Transcribe the material word for word, but without the images.
========
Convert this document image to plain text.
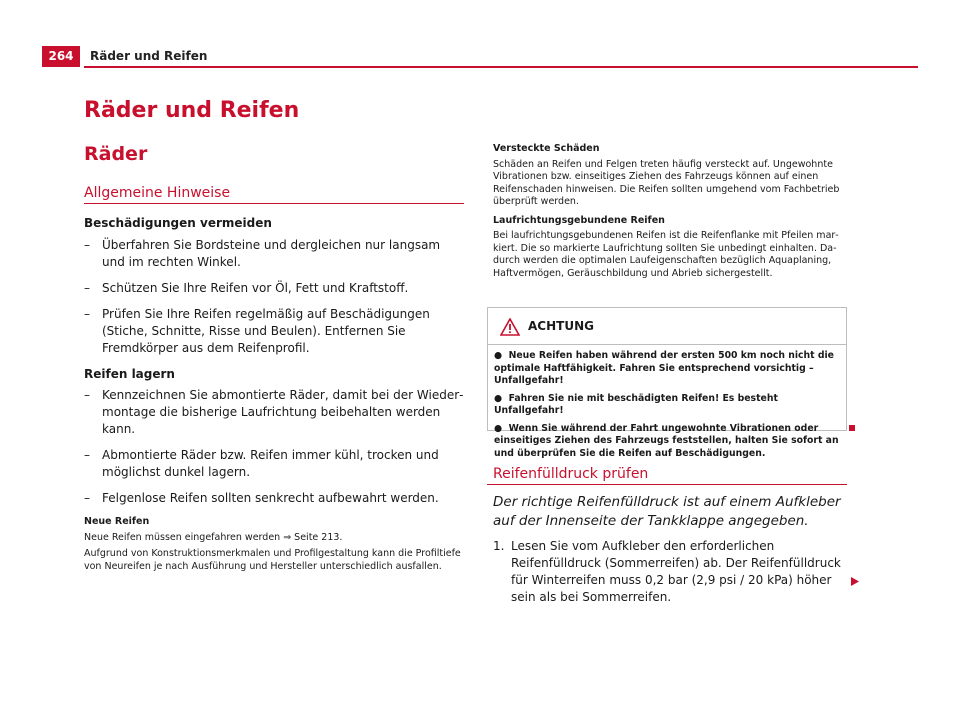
264	Räder und Reifen
Räder und Reifen
Räder
Allgemeine Hinweise
Beschädigungen vermeiden
–	Überfahren Sie Bordsteine und dergleichen nur langsam und im rechten Winkel.
–	Schützen Sie Ihre Reifen vor Öl, Fett und Kraftstoff.
–	Prüfen Sie Ihre Reifen regelmäßig auf Beschädigungen (Stiche, Schnitte, Risse und Beulen). Entfernen Sie Fremdkörper aus dem Reifenprofil.
Reifen lagern
–	Kennzeichnen Sie abmontierte Räder, damit bei der Wiedermontage die bisherige Laufrichtung beibehalten werden kann.
–	Abmontierte Räder bzw. Reifen immer kühl, trocken und möglichst dunkel lagern.
–	Felgenlose Reifen sollten senkrecht aufbewahrt werden.
Neue Reifen
Neue Reifen müssen eingefahren werden ⇒ Seite 213.
Aufgrund von Konstruktionsmerkmalen und Profilgestaltung kann die Profiltiefe von Neureifen je nach Ausführung und Hersteller unterschiedlich ausfallen.
Versteckte Schäden
Schäden an Reifen und Felgen treten häufig versteckt auf. Ungewohnte Vibrationen bzw. einseitiges Ziehen des Fahrzeugs können auf einen Reifenschaden hinweisen. Die Reifen sollten umgehend vom Fachbetrieb überprüft werden.
Laufrichtungsgebundene Reifen
Bei laufrichtungsgebundenen Reifen ist die Reifenflanke mit Pfeilen markiert. Die so markierte Laufrichtung sollten Sie unbedingt einhalten. Dadurch werden die optimalen Laufeigenschaften bezüglich Aquaplaning, Haftvermögen, Geräuschbildung und Abrieb sichergestellt.
ACHTUNG
●  Neue Reifen haben während der ersten 500 km noch nicht die optimale Haftfähigkeit. Fahren Sie entsprechend vorsichtig – Unfallgefahr!
●  Fahren Sie nie mit beschädigten Reifen! Es besteht Unfallgefahr!
●  Wenn Sie während der Fahrt ungewohnte Vibrationen oder einseitiges Ziehen des Fahrzeugs feststellen, halten Sie sofort an und überprüfen Sie die Reifen auf Beschädigungen.
Reifenfülldruck prüfen
Der richtige Reifenfülldruck ist auf einem Aufkleber auf der Innenseite der Tankklappe angegeben.
1. Lesen Sie vom Aufkleber den erforderlichen Reifenfülldruck (Sommerreifen) ab. Der Reifenfülldruck für Winterreifen muss 0,2 bar (2,9 psi / 20 kPa) höher sein als bei Sommerreifen.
========
SOLUTION TO THIS PROBLEM:
Convert this document image to plain text.
264	Räder und Reifen
Räder und Reifen
Räder
Allgemeine Hinweise
Beschädigungen vermeiden
–	Überfahren Sie Bordsteine und dergleichen nur langsam und im rechten Winkel.
–	Schützen Sie Ihre Reifen vor Öl, Fett und Kraftstoff.
–	Prüfen Sie Ihre Reifen regelmäßig auf Beschädigungen (Stiche, Schnitte, Risse und Beulen). Entfernen Sie Fremdkörper aus dem Reifenprofil.
Reifen lagern
–	Kennzeichnen Sie abmontierte Räder, damit bei der Wiedermontage die bisherige Laufrichtung beibehalten werden kann.
–	Abmontierte Räder bzw. Reifen immer kühl, trocken und möglichst dunkel lagern.
–	Felgenlose Reifen sollten senkrecht aufbewahrt werden.
Neue Reifen
Neue Reifen müssen eingefahren werden ⇒ Seite 213.
Aufgrund von Konstruktionsmerkmalen und Profilgestaltung kann die Profiltiefe von Neureifen je nach Ausführung und Hersteller unterschiedlich ausfallen.
Versteckte Schäden
Schäden an Reifen und Felgen treten häufig versteckt auf. Ungewohnte Vibrationen bzw. einseitiges Ziehen des Fahrzeugs können auf einen Reifenschaden hinweisen. Die Reifen sollten umgehend vom Fachbetrieb überprüft werden.
Laufrichtungsgebundene Reifen
Bei laufrichtungsgebundenen Reifen ist die Reifenflanke mit Pfeilen markiert. Die so markierte Laufrichtung sollten Sie unbedingt einhalten. Dadurch werden die optimalen Laufeigenschaften bezüglich Aquaplaning, Haftvermögen, Geräuschbildung und Abrieb sichergestellt.
ACHTUNG
●  Neue Reifen haben während der ersten 500 km noch nicht die optimale Haftfähigkeit. Fahren Sie entsprechend vorsichtig – Unfallgefahr!
●  Fahren Sie nie mit beschädigten Reifen! Es besteht Unfallgefahr!
●  Wenn Sie während der Fahrt ungewohnte Vibrationen oder einseitiges Ziehen des Fahrzeugs feststellen, halten Sie sofort an und überprüfen Sie die Reifen auf Beschädigungen.
Reifenfülldruck prüfen
Der richtige Reifenfülldruck ist auf einem Aufkleber auf der Innenseite der Tankklappe angegeben.
1. Lesen Sie vom Aufkleber den erforderlichen Reifenfülldruck (Sommerreifen) ab. Der Reifenfülldruck für Winterreifen muss 0,2 bar (2,9 psi / 20 kPa) höher sein als bei Sommerreifen.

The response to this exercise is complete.